------ PROVIDED MATERIAL

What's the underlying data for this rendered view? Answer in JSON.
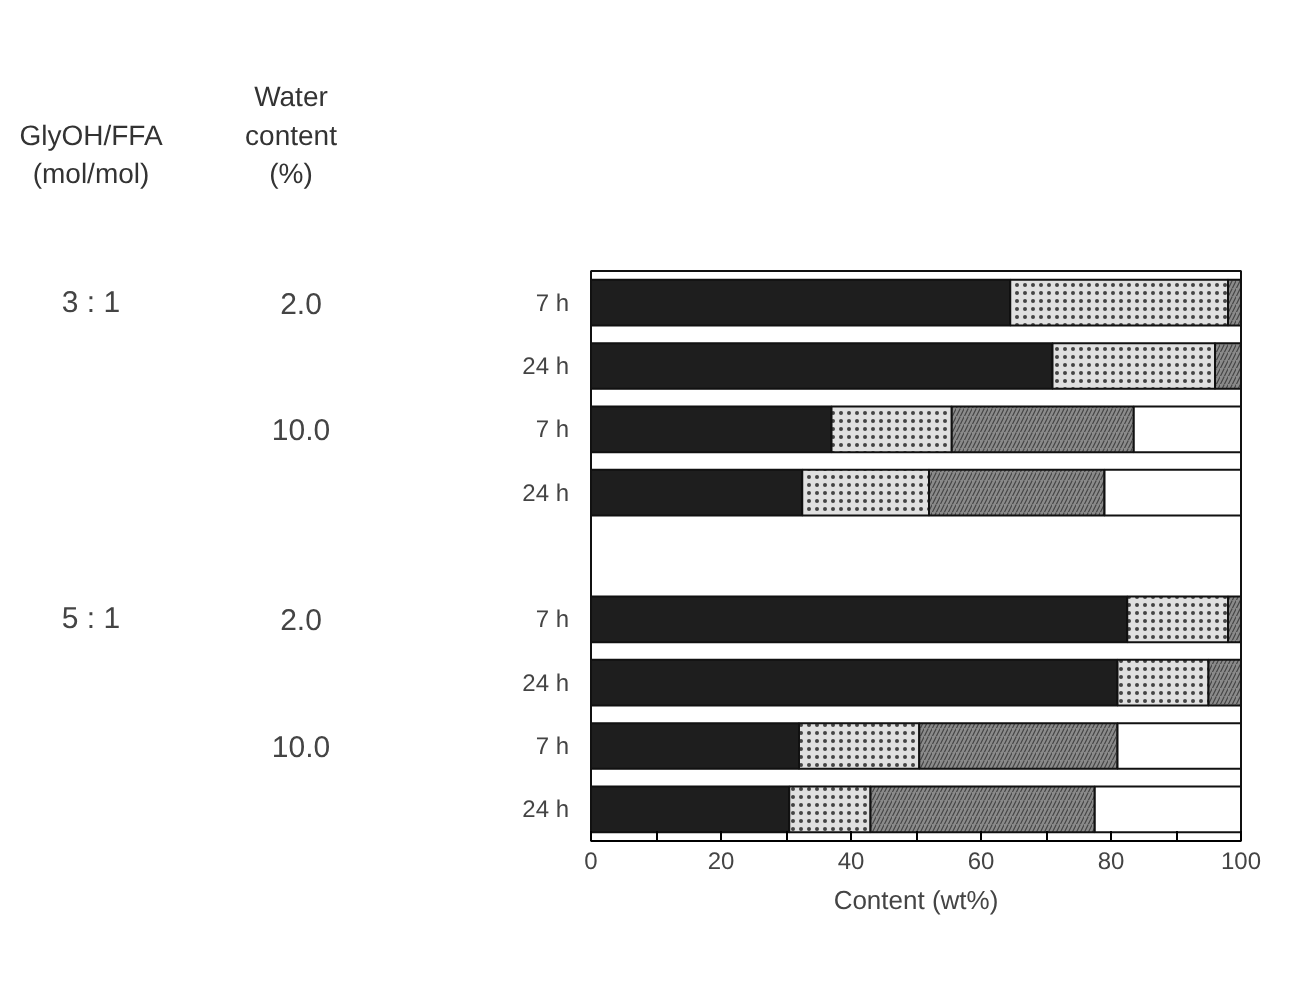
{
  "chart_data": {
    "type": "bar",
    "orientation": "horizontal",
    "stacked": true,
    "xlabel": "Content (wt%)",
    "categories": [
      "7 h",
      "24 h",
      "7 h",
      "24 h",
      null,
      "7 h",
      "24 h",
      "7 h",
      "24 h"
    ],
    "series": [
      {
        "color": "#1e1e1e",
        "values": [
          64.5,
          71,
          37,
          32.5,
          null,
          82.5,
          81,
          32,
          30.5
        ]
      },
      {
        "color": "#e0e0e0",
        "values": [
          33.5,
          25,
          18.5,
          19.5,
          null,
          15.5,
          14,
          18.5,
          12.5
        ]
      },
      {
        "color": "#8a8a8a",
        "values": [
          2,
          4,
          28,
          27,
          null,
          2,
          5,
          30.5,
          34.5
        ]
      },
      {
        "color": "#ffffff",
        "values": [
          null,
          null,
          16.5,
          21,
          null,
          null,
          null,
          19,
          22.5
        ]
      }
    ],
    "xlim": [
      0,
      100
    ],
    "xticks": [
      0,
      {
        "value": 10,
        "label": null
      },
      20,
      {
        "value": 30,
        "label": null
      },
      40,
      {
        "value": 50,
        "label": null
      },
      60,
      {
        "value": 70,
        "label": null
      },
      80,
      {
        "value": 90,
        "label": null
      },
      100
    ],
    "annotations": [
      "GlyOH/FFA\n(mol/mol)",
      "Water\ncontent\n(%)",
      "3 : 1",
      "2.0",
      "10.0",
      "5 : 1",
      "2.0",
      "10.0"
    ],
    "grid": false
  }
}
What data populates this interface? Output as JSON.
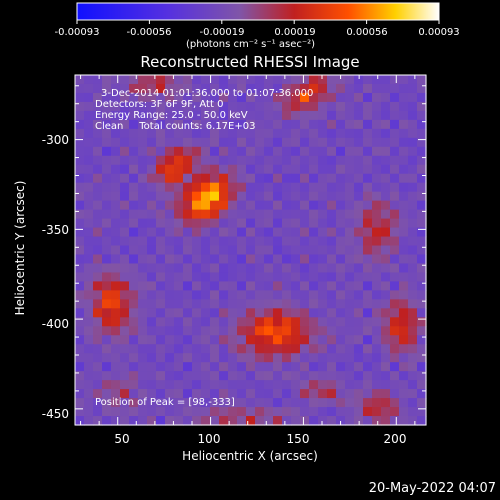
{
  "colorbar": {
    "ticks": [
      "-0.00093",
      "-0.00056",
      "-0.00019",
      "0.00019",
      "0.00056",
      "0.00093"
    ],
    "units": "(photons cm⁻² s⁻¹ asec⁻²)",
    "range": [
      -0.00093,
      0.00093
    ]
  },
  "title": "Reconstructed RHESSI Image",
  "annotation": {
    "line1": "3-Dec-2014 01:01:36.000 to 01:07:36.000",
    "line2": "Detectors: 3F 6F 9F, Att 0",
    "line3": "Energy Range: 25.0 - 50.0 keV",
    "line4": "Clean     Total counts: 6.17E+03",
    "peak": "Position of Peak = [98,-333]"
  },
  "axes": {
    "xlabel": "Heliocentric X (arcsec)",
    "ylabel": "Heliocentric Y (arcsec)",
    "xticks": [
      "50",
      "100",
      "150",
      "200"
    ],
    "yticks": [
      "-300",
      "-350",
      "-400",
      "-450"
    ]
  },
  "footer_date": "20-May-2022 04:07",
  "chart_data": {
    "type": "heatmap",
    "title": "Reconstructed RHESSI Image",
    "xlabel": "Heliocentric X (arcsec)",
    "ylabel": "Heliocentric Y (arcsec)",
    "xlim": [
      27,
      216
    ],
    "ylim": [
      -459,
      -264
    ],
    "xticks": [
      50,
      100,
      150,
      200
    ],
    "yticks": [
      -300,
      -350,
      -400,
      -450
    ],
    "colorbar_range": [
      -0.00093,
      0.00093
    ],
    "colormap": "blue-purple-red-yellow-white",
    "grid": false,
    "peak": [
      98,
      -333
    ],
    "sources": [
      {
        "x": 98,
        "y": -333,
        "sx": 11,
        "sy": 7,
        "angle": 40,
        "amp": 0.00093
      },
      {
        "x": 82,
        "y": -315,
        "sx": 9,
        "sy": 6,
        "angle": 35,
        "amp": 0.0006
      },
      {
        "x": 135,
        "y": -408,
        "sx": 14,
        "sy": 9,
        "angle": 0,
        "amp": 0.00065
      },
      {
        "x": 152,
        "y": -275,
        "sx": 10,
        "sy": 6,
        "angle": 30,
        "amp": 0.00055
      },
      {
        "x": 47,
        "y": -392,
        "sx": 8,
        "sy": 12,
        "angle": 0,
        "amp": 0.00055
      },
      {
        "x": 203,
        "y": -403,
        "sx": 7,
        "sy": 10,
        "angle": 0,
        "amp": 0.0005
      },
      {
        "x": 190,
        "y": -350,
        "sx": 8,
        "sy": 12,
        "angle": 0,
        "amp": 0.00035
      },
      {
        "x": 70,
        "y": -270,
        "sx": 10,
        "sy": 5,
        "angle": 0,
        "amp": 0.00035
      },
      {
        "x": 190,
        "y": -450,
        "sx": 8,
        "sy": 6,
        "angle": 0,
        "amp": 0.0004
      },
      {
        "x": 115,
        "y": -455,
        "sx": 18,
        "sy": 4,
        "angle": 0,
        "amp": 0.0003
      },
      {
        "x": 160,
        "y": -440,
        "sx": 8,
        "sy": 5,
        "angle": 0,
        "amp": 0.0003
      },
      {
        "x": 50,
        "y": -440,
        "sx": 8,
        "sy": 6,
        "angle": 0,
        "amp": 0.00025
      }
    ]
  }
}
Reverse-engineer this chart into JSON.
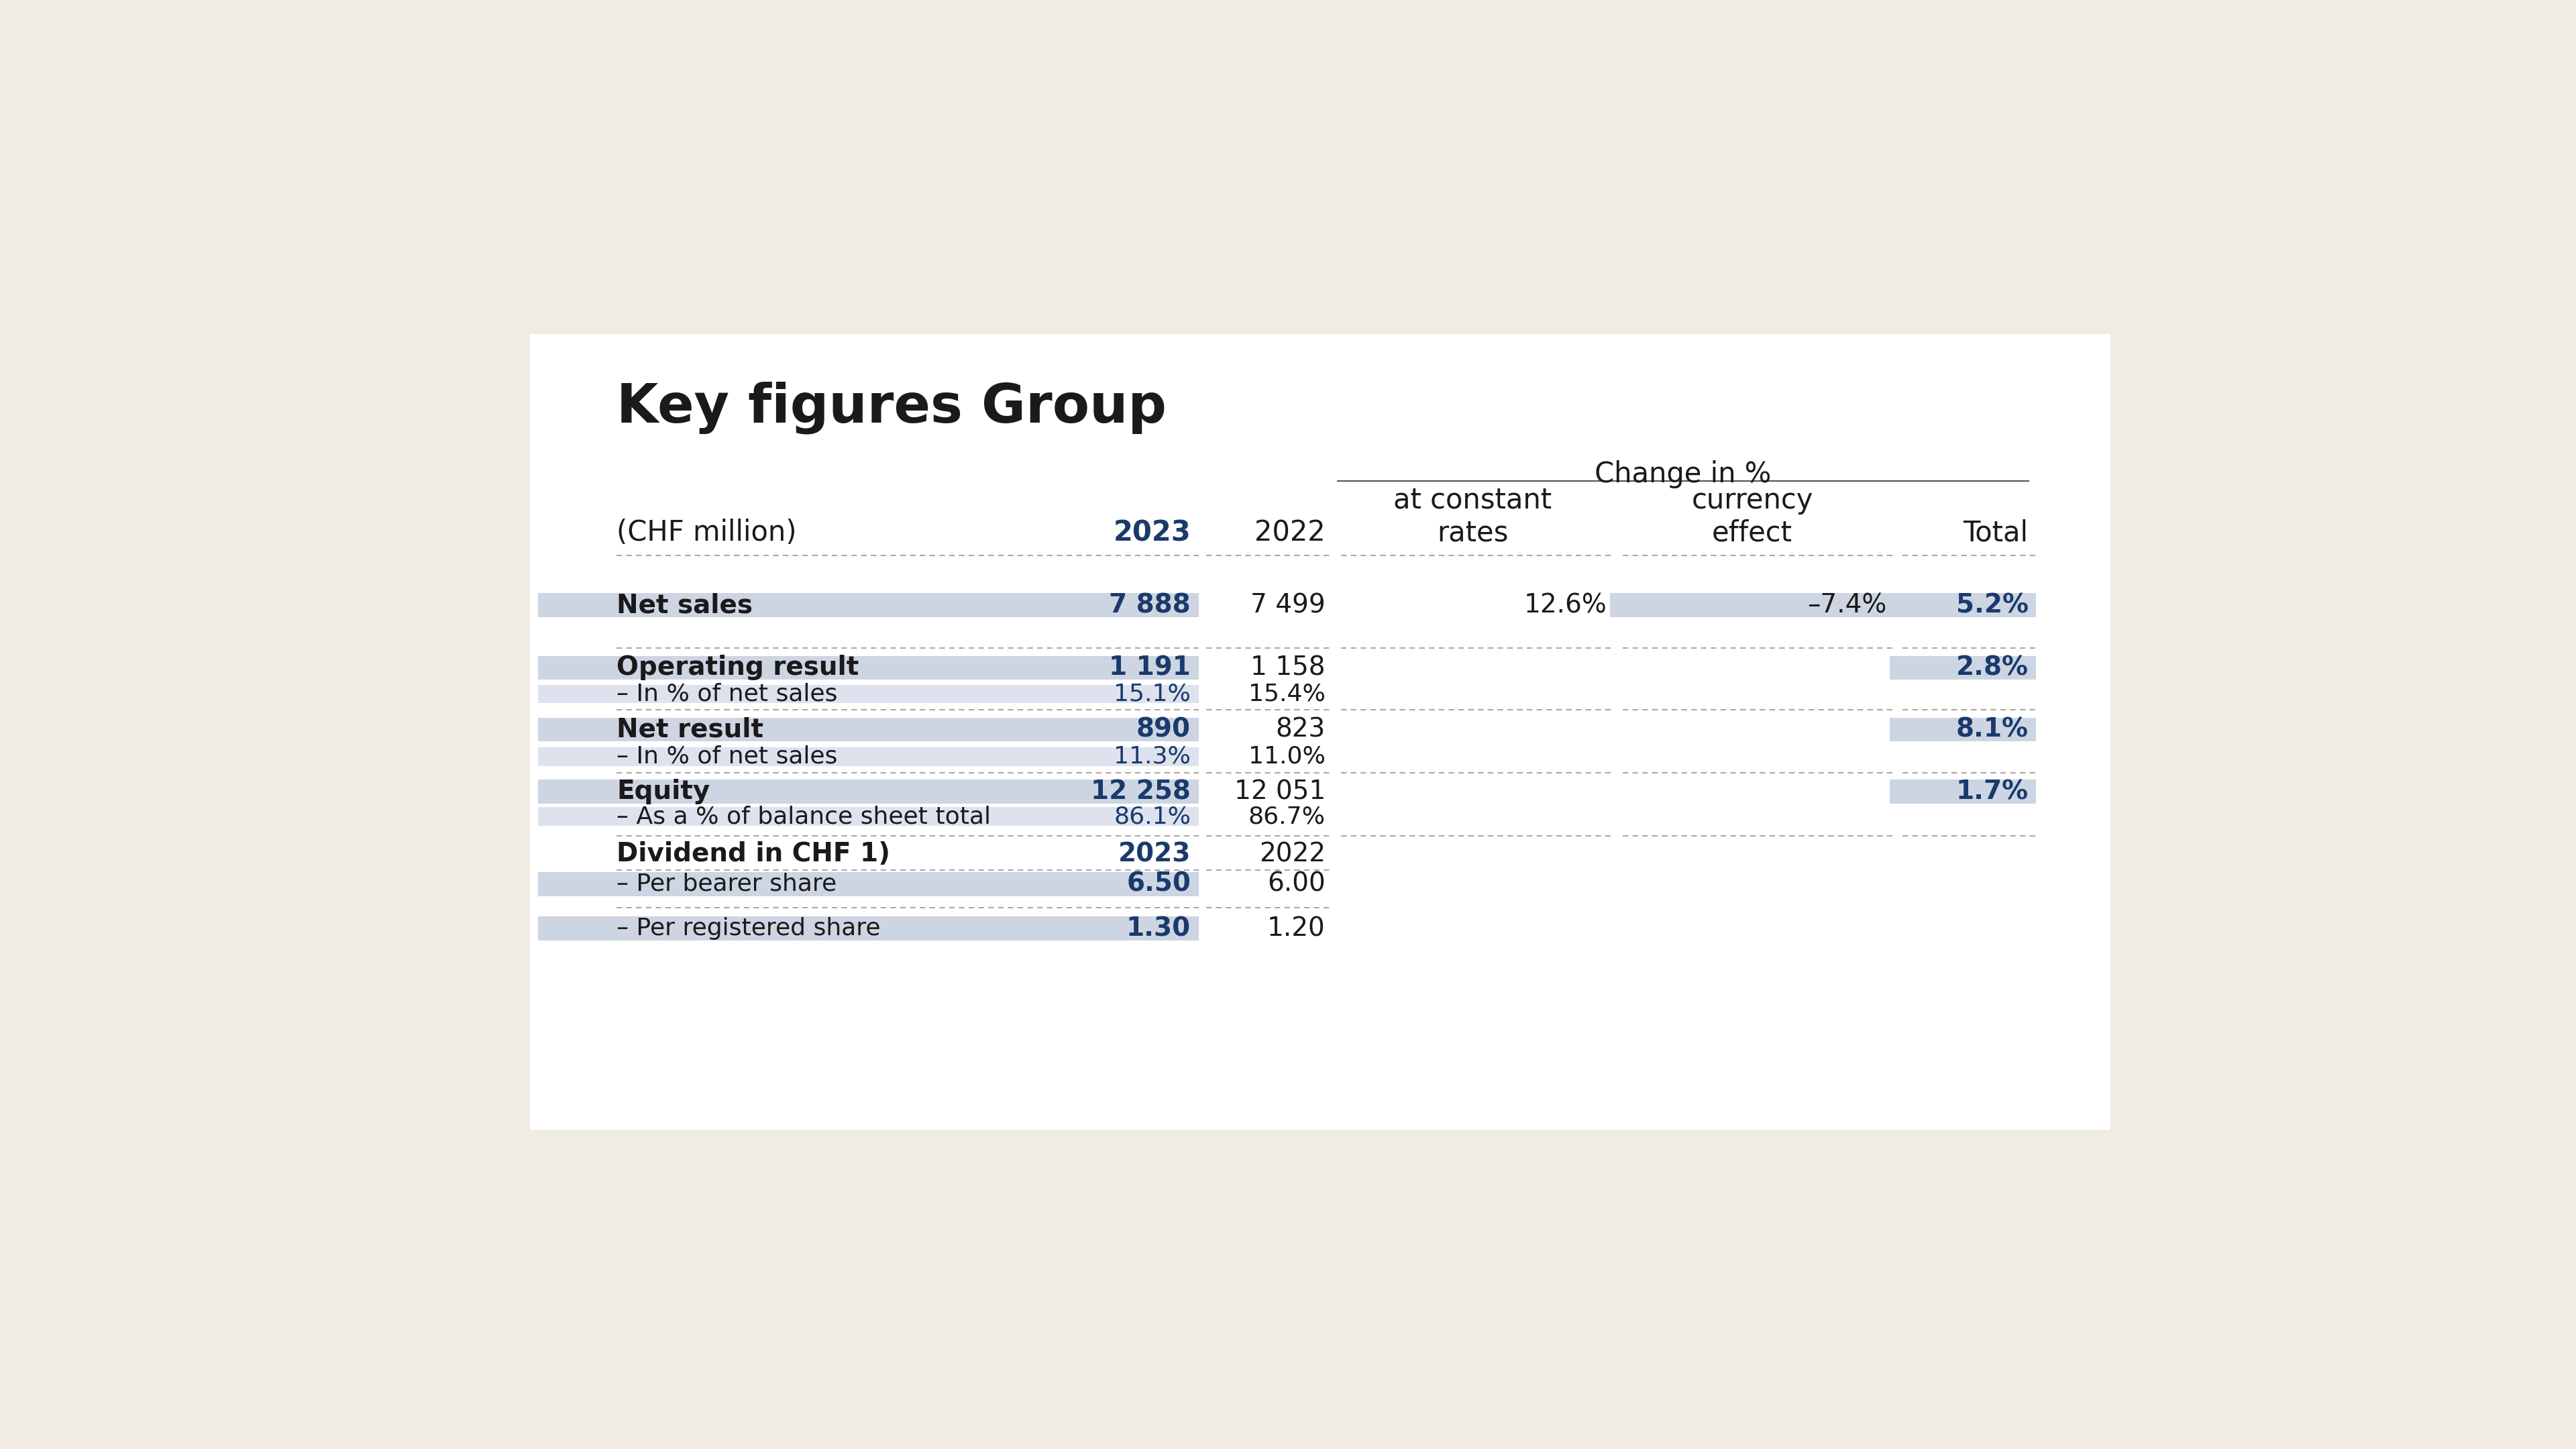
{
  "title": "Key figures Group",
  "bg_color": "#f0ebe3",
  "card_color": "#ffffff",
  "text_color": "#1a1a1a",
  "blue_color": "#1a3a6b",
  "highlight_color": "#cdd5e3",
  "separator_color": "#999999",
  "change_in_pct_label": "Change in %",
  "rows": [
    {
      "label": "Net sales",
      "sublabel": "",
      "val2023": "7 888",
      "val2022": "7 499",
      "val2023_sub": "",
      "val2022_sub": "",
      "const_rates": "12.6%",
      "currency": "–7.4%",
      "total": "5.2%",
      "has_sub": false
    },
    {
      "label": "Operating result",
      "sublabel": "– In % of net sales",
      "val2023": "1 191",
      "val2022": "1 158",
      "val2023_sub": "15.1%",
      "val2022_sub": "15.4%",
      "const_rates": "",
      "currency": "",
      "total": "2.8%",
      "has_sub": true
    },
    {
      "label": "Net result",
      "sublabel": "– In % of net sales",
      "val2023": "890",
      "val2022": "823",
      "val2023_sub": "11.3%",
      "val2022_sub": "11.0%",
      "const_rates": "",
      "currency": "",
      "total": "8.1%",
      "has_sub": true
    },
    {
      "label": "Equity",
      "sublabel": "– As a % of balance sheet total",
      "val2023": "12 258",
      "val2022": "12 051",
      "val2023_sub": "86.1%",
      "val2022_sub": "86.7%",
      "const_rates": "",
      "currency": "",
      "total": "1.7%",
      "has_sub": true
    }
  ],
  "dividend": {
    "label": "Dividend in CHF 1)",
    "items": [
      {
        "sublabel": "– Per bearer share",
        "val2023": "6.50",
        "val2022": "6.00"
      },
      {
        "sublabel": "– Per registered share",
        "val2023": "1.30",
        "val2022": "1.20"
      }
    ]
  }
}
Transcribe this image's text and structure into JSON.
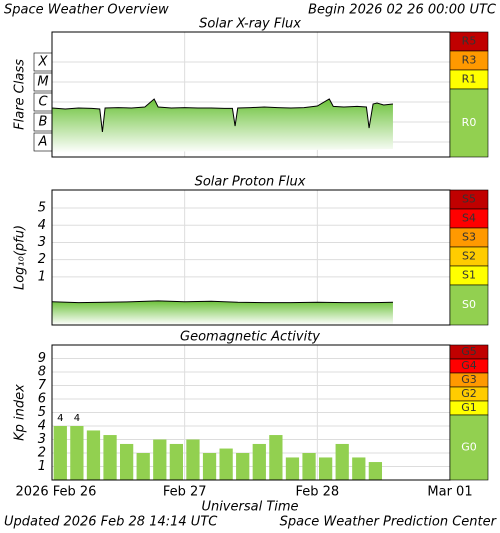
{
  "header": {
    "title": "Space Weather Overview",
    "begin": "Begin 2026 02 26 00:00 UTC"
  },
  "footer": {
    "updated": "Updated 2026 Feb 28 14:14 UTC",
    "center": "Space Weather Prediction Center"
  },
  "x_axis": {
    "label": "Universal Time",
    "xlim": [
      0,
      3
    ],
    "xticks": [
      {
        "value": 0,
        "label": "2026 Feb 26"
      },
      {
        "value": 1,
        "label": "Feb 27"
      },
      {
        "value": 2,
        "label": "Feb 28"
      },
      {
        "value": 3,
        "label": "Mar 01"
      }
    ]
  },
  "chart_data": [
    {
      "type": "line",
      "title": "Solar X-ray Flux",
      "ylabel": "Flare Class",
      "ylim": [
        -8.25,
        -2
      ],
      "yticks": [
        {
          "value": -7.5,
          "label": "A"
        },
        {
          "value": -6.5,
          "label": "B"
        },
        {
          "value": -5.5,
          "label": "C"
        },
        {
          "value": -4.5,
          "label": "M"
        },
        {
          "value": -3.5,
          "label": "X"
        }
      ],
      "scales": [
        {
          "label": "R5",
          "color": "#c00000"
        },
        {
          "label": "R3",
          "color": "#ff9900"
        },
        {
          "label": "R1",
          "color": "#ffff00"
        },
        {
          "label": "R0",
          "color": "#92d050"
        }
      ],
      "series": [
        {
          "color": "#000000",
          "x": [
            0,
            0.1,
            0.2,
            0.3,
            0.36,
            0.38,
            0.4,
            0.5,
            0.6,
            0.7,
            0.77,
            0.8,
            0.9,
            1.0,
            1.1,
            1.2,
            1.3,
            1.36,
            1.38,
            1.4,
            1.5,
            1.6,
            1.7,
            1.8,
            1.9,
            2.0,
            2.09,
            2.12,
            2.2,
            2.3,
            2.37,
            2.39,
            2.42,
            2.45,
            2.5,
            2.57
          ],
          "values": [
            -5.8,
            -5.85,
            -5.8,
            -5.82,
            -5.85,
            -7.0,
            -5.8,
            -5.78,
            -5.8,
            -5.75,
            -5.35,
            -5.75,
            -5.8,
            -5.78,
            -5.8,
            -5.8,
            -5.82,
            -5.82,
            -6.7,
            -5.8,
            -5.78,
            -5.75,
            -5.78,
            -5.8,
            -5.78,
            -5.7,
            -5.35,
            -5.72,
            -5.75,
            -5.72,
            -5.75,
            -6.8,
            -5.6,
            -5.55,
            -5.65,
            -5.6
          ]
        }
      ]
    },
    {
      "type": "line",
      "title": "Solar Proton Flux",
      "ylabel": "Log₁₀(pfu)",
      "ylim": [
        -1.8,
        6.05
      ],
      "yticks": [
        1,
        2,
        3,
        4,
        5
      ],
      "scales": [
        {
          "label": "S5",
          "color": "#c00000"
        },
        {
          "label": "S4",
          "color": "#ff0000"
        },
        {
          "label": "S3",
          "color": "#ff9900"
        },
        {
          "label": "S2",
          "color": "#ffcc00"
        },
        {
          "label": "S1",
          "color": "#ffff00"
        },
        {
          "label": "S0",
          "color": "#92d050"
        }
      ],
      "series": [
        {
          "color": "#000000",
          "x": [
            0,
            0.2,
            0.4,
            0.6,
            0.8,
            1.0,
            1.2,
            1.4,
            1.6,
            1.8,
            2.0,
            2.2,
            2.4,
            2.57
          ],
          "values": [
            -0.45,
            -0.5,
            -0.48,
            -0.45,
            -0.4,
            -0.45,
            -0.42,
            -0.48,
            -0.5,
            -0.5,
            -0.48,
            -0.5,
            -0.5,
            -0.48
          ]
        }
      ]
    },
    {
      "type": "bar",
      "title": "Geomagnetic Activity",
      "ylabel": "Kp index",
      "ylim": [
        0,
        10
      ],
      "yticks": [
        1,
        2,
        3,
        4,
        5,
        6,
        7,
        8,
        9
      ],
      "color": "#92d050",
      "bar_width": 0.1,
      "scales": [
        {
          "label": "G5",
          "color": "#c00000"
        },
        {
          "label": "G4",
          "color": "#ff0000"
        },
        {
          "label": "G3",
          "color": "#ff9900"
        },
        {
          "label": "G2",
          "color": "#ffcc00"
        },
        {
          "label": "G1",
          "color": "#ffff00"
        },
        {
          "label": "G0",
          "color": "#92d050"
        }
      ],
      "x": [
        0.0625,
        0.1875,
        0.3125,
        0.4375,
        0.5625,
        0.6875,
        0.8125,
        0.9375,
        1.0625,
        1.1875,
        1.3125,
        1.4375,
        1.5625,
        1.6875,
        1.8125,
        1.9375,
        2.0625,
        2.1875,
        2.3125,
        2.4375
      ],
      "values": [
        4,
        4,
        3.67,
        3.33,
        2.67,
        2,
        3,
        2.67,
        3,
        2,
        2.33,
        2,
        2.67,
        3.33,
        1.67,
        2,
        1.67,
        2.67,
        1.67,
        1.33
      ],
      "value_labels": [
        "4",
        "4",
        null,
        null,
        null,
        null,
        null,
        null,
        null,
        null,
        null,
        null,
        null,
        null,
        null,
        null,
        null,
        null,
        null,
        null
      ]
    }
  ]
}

------------

Filter the records down to the lines that contain the string "Reconstructed", and copy those lines.

SOLUTION BELOW:
  "title": "Reconstructed RHESSI Image",
    "title": "Reconstructed RHESSI Image",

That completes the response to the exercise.